* begin *

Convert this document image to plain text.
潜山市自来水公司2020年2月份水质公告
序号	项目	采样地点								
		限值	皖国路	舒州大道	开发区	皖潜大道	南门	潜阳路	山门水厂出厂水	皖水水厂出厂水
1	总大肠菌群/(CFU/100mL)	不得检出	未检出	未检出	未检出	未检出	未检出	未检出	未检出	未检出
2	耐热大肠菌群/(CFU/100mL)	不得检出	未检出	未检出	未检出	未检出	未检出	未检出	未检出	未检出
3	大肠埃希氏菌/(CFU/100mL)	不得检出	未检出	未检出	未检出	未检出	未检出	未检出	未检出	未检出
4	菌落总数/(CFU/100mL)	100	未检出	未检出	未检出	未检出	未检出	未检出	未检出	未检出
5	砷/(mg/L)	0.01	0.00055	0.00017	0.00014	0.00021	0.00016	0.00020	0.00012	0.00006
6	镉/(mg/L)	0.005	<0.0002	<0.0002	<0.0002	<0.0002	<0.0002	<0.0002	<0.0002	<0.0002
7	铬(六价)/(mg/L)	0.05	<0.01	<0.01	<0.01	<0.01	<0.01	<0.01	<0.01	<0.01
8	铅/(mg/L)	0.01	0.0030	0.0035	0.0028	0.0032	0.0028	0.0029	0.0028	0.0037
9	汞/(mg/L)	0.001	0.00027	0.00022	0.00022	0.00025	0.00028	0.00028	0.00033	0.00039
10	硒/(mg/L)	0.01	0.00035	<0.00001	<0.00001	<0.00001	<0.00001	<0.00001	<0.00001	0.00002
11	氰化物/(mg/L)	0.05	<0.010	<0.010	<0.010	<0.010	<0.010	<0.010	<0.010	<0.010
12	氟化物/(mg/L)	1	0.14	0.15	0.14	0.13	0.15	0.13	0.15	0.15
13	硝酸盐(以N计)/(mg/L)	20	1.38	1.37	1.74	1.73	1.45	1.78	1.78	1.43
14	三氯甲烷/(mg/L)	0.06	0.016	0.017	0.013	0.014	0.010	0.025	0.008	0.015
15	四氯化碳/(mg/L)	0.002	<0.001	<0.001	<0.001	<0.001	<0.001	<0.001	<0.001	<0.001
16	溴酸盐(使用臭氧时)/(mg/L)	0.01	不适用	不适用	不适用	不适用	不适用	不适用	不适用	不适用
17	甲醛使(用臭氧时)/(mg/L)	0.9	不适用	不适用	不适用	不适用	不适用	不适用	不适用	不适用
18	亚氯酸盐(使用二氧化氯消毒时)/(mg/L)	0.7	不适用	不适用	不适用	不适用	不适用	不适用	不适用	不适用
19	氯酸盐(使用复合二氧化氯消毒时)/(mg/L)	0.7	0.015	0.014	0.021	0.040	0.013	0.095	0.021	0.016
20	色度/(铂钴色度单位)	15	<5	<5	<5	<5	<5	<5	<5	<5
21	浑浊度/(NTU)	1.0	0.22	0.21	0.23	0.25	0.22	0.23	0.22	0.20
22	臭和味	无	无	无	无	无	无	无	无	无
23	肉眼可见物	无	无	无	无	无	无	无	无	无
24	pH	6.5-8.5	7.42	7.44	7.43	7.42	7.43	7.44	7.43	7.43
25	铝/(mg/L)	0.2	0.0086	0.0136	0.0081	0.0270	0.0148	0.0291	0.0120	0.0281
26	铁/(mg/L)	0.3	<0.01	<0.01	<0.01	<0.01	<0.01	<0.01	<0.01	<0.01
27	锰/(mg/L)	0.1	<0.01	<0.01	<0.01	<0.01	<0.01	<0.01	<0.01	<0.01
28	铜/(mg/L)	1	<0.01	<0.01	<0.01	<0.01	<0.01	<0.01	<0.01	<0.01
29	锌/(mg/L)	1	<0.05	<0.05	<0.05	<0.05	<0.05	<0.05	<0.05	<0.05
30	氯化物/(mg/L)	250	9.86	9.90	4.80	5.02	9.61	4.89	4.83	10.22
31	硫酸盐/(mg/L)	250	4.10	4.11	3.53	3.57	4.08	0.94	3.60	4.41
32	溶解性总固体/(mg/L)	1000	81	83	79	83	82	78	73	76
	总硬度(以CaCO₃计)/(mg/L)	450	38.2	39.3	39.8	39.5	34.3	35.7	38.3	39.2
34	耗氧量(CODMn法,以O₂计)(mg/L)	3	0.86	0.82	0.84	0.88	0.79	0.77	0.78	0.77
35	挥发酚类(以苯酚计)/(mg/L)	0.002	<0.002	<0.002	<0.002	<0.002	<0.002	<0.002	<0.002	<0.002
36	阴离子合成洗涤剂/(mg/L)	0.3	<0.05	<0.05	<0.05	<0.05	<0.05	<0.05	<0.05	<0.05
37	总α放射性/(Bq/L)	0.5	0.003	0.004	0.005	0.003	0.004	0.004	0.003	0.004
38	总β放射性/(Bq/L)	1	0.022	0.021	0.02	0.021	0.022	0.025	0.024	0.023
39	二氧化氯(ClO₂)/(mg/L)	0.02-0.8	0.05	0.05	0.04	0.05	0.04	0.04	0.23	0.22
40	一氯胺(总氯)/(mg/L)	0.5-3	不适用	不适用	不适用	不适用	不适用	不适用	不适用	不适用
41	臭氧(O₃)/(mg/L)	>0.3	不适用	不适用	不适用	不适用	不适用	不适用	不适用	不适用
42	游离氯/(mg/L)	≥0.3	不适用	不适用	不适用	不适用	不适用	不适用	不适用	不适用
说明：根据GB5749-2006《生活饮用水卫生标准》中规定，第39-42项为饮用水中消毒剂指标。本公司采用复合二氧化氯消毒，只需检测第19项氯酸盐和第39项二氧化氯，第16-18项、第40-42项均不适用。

* end *

Problem details – Provide solely the number of lines in the data that include the word "不得检出".

Response below – 3